# [Dataset excerpts]
>> Begin
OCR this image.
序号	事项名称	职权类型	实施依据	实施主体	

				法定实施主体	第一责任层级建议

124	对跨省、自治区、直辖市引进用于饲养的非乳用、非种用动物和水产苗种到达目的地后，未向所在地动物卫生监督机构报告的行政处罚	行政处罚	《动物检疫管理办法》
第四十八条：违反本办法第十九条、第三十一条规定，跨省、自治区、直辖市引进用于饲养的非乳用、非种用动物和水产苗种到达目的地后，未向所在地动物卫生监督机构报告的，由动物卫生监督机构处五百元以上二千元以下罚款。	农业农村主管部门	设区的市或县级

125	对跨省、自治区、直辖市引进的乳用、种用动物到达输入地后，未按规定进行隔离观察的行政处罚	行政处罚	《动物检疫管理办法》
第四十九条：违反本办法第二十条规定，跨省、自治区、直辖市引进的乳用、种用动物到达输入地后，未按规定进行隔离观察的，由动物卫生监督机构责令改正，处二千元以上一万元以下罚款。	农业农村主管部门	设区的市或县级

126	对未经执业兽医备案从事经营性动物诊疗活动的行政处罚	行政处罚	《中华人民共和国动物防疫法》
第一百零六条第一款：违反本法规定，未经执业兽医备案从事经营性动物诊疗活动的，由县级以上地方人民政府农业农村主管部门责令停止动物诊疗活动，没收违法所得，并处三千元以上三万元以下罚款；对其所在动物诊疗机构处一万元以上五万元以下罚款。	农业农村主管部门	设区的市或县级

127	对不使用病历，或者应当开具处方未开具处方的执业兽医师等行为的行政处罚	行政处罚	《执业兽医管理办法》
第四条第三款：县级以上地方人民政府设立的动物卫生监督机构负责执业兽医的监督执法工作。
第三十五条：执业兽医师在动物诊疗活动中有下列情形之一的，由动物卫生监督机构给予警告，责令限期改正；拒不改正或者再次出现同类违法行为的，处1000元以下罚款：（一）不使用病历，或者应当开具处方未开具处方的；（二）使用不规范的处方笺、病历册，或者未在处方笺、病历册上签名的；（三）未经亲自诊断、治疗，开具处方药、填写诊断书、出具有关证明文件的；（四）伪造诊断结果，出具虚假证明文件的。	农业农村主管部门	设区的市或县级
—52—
>> End
# [Objective]
Find the string "直辖市引进的乳用" in the entries above and return each line that holds it.

# [Response to this exercise]
125	对跨省、自治区、直辖市引进的乳用、种用动物到达输入地后，未按规定进行隔离观察的行政处罚	行政处罚	《动物检疫管理办法》
第四十九条：违反本办法第二十条规定，跨省、自治区、直辖市引进的乳用、种用动物到达输入地后，未按规定进行隔离观察的，由动物卫生监督机构责令改正，处二千元以上一万元以下罚款。	农业农村主管部门	设区的市或县级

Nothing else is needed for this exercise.